Records to process:
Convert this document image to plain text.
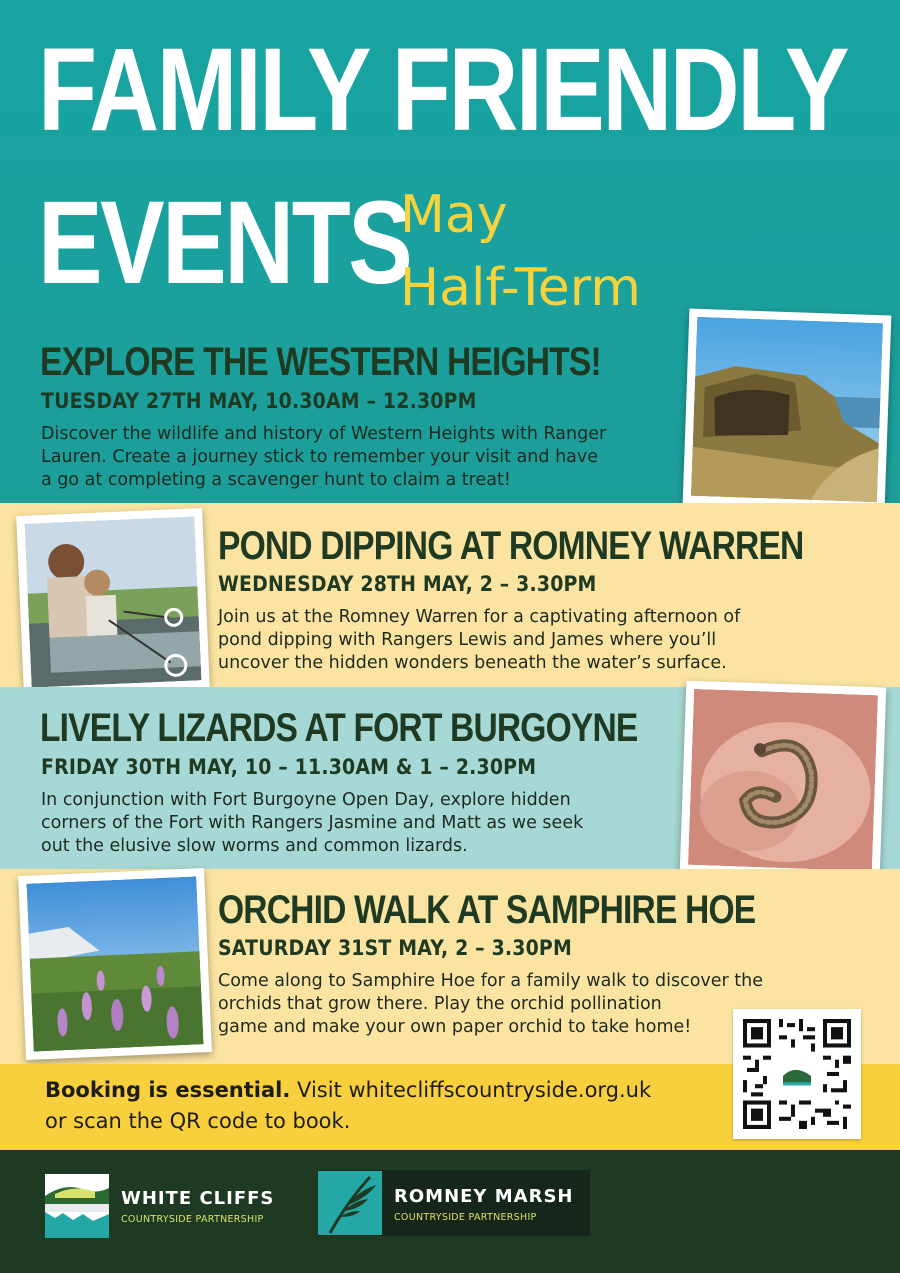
FAMILY FRIENDLY
EVENTS
May
Half-Term
EXPLORE THE WESTERN HEIGHTS!
TUESDAY 27TH MAY, 10.30AM – 12.30PM
Discover the wildlife and history of Western Heights with Ranger
Lauren. Create a journey stick to remember your visit and have
a go at completing a scavenger hunt to claim a treat!
POND DIPPING AT ROMNEY WARREN
WEDNESDAY 28TH MAY, 2 – 3.30PM
Join us at the Romney Warren for a captivating afternoon of
pond dipping with Rangers Lewis and James where you’ll
uncover the hidden wonders beneath the water’s surface.
LIVELY LIZARDS AT FORT BURGOYNE
FRIDAY 30TH MAY, 10 – 11.30AM & 1 – 2.30PM
In conjunction with Fort Burgoyne Open Day, explore hidden
corners of the Fort with Rangers Jasmine and Matt as we seek
out the elusive slow worms and common lizards.
ORCHID WALK AT SAMPHIRE HOE
SATURDAY 31ST MAY, 2 – 3.30PM
Come along to Samphire Hoe for a family walk to discover the
orchids that grow there. Play the orchid pollination
game and make your own paper orchid to take home!
Booking is essential. Visit whitecliffscountryside.org.uk
or scan the QR code to book.
WHITE CLIFFS
COUNTRYSIDE PARTNERSHIP
ROMNEY MARSH
COUNTRYSIDE PARTNERSHIP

What this task involves: Repeat the full listing above exactly, with no pictures in the copy.

Answer to this task:
Convert this document image to plain text.
FAMILY FRIENDLY
EVENTS
May
Half-Term
EXPLORE THE WESTERN HEIGHTS!
TUESDAY 27TH MAY, 10.30AM – 12.30PM
Discover the wildlife and history of Western Heights with Ranger
Lauren. Create a journey stick to remember your visit and have
a go at completing a scavenger hunt to claim a treat!
POND DIPPING AT ROMNEY WARREN
WEDNESDAY 28TH MAY, 2 – 3.30PM
Join us at the Romney Warren for a captivating afternoon of
pond dipping with Rangers Lewis and James where you’ll
uncover the hidden wonders beneath the water’s surface.
LIVELY LIZARDS AT FORT BURGOYNE
FRIDAY 30TH MAY, 10 – 11.30AM & 1 – 2.30PM
In conjunction with Fort Burgoyne Open Day, explore hidden
corners of the Fort with Rangers Jasmine and Matt as we seek
out the elusive slow worms and common lizards.
ORCHID WALK AT SAMPHIRE HOE
SATURDAY 31ST MAY, 2 – 3.30PM
Come along to Samphire Hoe for a family walk to discover the
orchids that grow there. Play the orchid pollination
game and make your own paper orchid to take home!
Booking is essential. Visit whitecliffscountryside.org.uk
or scan the QR code to book.
WHITE CLIFFS
COUNTRYSIDE PARTNERSHIP
ROMNEY MARSH
COUNTRYSIDE PARTNERSHIP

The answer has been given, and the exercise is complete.